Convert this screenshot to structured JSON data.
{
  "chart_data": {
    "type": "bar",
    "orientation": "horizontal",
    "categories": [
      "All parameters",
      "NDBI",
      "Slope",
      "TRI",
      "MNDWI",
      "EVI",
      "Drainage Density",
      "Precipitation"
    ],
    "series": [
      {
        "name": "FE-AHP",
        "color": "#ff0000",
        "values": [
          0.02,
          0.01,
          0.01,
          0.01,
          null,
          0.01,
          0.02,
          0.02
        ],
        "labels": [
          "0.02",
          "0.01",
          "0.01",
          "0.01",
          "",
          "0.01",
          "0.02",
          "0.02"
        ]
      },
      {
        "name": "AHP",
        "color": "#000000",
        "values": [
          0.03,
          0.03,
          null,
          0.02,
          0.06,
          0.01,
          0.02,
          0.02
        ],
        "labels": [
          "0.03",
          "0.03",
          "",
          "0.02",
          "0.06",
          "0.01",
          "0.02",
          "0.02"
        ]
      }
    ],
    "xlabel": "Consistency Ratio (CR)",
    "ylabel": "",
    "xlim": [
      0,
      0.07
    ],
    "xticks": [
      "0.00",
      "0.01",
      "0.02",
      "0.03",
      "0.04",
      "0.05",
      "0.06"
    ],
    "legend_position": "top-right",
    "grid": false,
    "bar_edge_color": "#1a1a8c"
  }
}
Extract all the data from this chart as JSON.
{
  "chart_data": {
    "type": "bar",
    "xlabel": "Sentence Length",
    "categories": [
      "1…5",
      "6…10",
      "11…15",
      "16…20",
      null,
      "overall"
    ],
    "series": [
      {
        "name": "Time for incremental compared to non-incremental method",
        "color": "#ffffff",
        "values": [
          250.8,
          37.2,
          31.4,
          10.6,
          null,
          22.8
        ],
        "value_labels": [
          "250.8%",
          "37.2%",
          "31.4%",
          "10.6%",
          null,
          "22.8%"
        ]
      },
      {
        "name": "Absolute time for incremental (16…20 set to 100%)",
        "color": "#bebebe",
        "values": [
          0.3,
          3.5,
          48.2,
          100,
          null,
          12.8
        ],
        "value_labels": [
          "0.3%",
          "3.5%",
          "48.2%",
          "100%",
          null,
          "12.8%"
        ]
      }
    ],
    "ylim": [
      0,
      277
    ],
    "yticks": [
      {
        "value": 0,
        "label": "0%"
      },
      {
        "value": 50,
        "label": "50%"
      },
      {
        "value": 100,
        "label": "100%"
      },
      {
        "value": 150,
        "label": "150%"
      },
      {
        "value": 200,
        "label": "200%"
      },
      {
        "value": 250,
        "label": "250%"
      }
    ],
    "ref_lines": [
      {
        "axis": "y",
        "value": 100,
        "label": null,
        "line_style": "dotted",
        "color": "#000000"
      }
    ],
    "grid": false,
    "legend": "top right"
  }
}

···

Task details - Among these entries, how many lines include the string "incremental"? Reply with the number by itself.

Solution to this exercise - 2